▶ **GIVEN RECORDS**:
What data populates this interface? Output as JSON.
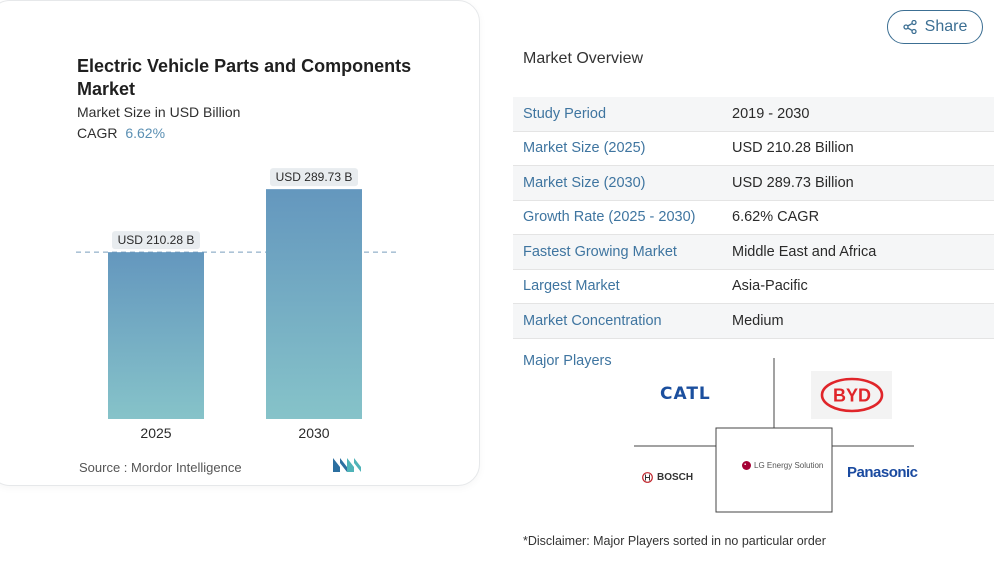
{
  "chart": {
    "title": "Electric Vehicle Parts and Components Market",
    "subtitle": "Market Size in USD Billion",
    "cagr_label": "CAGR",
    "cagr_value": "6.62%",
    "source": "Source :  Mordor Intelligence"
  },
  "chart_data": {
    "type": "bar",
    "title": "Electric Vehicle Parts and Components Market",
    "ylabel": "Market Size in USD Billion",
    "categories": [
      "2025",
      "2030"
    ],
    "values": [
      210.28,
      289.73
    ],
    "data_labels": [
      "USD 210.28 B",
      "USD 289.73 B"
    ],
    "ylim": [
      0,
      300
    ],
    "grid": false,
    "bar_color_top": "#6497be",
    "bar_color_bottom": "#86c3c9",
    "reference_line": "dashed at first bar value"
  },
  "share": {
    "label": "Share",
    "icon": "share-icon"
  },
  "overview": {
    "title": "Market Overview",
    "rows": [
      {
        "key": "Study Period",
        "value": "2019 - 2030"
      },
      {
        "key": "Market Size (2025)",
        "value": "USD 210.28 Billion"
      },
      {
        "key": "Market Size (2030)",
        "value": "USD 289.73 Billion"
      },
      {
        "key": "Growth Rate (2025 - 2030)",
        "value": "6.62% CAGR"
      },
      {
        "key": "Fastest Growing Market",
        "value": "Middle East and Africa"
      },
      {
        "key": "Largest Market",
        "value": "Asia-Pacific"
      },
      {
        "key": "Market Concentration",
        "value": "Medium"
      }
    ]
  },
  "players": {
    "label": "Major Players",
    "logos": {
      "catl": "CATL",
      "byd": "BYD",
      "bosch": "BOSCH",
      "lg": "LG Energy Solution",
      "panasonic": "Panasonic"
    }
  },
  "disclaimer": "*Disclaimer: Major Players sorted in no particular order",
  "colors": {
    "accent": "#3f75a0",
    "cagr": "#5a8fb3"
  }
}
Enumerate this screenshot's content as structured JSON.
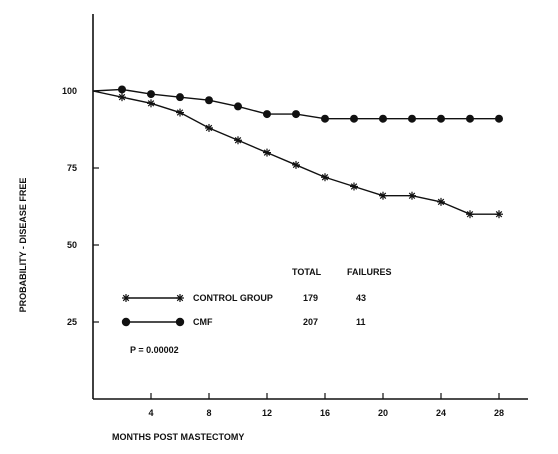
{
  "chart_data": {
    "type": "line",
    "title": "",
    "xlabel": "MONTHS POST MASTECTOMY",
    "ylabel": "PROBABILITY - DISEASE FREE",
    "xlim": [
      0,
      30
    ],
    "ylim": [
      0,
      125
    ],
    "x_ticks": [
      4,
      8,
      12,
      16,
      20,
      24,
      28
    ],
    "x_tick_labels": [
      "4",
      "8",
      "12",
      "16",
      "20",
      "24",
      "28"
    ],
    "y_ticks": [
      25,
      50,
      75,
      100
    ],
    "y_tick_labels": [
      "25",
      "50",
      "75",
      "100"
    ],
    "legend_headers": {
      "total": "TOTAL",
      "failures": "FAILURES"
    },
    "series": [
      {
        "name": "CONTROL GROUP",
        "marker": "star",
        "total": "179",
        "failures": "43",
        "x": [
          0,
          2,
          4,
          6,
          8,
          10,
          12,
          14,
          16,
          18,
          20,
          22,
          24,
          26,
          28
        ],
        "y": [
          100,
          98,
          96,
          93,
          88,
          84,
          80,
          76,
          72,
          69,
          66,
          66,
          64,
          60,
          60
        ]
      },
      {
        "name": "CMF",
        "marker": "circle",
        "total": "207",
        "failures": "11",
        "x": [
          0,
          2,
          4,
          6,
          8,
          10,
          12,
          14,
          16,
          18,
          20,
          22,
          24,
          26,
          28
        ],
        "y": [
          100,
          100.5,
          99,
          98,
          97,
          95,
          92.5,
          92.5,
          91,
          91,
          91,
          91,
          91,
          91,
          91
        ]
      }
    ],
    "annotation": "P = 0.00002",
    "grid": false
  }
}
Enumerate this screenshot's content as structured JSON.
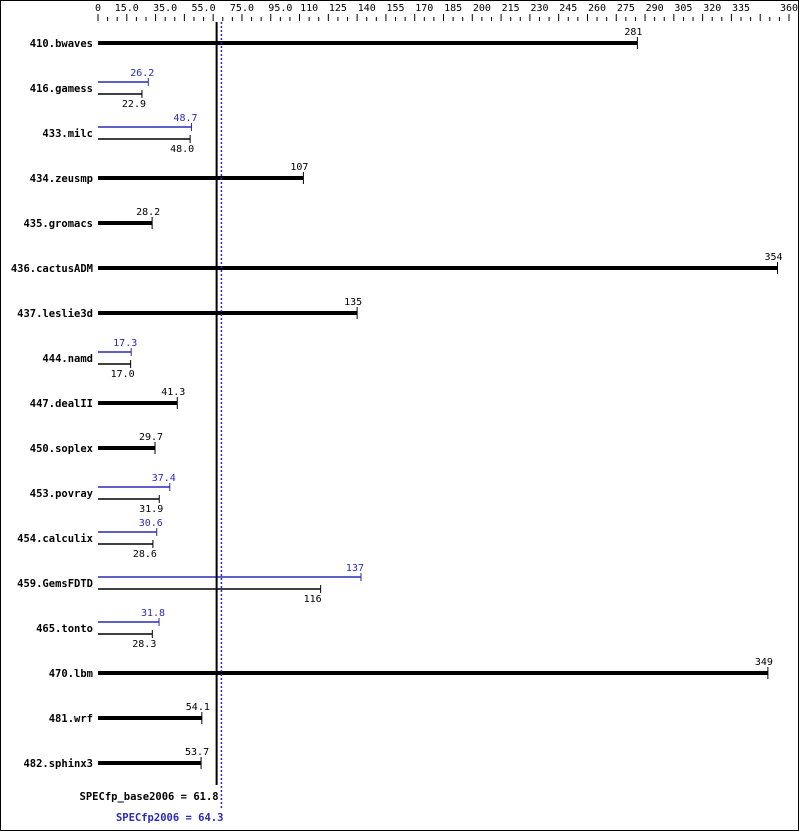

▶ **OBJECTIVE**: Search the listing for the word "Billion". Copy every line in which it occurs.

▶ **RESULT FOR THIS EXERCISE**:
    "subtitle": "Market Size in USD Billion",
    "ylabel": "Market Size in USD Billion",
        "value": "USD 210.28 Billion"
        "value": "USD 289.73 Billion"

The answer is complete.